How many lines of these entries hold the string "placeholder"? Answer with the number alone.

> _RAW DATA_
########

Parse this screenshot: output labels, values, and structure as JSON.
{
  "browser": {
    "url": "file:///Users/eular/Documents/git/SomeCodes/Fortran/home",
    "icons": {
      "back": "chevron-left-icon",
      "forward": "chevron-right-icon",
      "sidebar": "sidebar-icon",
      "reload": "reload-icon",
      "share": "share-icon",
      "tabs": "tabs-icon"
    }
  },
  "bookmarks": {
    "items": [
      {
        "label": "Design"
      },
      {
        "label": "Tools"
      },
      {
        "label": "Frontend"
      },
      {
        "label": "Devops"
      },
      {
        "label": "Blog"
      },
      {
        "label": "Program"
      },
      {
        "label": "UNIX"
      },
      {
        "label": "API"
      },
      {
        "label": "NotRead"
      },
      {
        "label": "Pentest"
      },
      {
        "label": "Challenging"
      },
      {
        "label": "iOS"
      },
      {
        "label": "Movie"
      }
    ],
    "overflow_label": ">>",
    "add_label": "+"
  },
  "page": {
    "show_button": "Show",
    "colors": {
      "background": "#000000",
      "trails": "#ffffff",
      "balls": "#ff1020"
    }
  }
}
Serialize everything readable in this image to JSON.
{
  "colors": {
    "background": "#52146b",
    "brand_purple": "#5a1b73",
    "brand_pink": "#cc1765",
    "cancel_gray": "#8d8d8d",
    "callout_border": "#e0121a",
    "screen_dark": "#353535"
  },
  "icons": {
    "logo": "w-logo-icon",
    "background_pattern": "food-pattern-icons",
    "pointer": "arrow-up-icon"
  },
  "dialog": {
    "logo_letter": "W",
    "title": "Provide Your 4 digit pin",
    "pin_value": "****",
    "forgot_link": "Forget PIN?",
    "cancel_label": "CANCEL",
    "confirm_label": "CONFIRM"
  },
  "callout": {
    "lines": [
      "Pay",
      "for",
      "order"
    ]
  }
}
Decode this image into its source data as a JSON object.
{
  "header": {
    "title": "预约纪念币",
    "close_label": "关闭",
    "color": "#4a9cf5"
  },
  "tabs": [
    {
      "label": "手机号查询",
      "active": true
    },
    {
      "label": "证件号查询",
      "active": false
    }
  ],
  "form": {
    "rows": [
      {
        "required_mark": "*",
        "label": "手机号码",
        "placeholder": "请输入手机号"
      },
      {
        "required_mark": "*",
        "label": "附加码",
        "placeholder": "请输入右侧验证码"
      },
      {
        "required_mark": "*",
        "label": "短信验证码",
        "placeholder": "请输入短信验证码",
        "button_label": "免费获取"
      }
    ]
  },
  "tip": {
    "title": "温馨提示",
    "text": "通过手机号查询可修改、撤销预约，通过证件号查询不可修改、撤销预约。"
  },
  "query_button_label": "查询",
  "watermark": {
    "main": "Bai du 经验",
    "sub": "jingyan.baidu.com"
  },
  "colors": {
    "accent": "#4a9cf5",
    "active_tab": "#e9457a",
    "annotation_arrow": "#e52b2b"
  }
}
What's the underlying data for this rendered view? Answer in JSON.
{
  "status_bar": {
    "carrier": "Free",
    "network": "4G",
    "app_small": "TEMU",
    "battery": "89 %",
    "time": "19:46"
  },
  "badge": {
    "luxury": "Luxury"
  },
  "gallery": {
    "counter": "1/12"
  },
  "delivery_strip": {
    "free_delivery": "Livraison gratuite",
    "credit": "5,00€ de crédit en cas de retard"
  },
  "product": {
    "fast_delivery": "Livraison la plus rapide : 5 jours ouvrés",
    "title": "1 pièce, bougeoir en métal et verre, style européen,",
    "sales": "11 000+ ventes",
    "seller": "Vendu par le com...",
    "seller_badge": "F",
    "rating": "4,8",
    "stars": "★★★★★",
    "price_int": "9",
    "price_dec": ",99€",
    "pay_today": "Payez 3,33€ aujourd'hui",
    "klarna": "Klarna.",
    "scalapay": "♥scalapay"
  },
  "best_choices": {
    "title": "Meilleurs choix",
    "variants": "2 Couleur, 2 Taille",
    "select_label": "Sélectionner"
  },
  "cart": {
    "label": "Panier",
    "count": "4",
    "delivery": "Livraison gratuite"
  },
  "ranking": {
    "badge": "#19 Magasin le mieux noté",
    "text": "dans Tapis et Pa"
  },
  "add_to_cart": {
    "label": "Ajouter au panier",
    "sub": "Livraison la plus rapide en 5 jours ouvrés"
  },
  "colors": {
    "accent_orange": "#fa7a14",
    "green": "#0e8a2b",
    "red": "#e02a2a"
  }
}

########

> _ANSWER FOR THE TASK_
3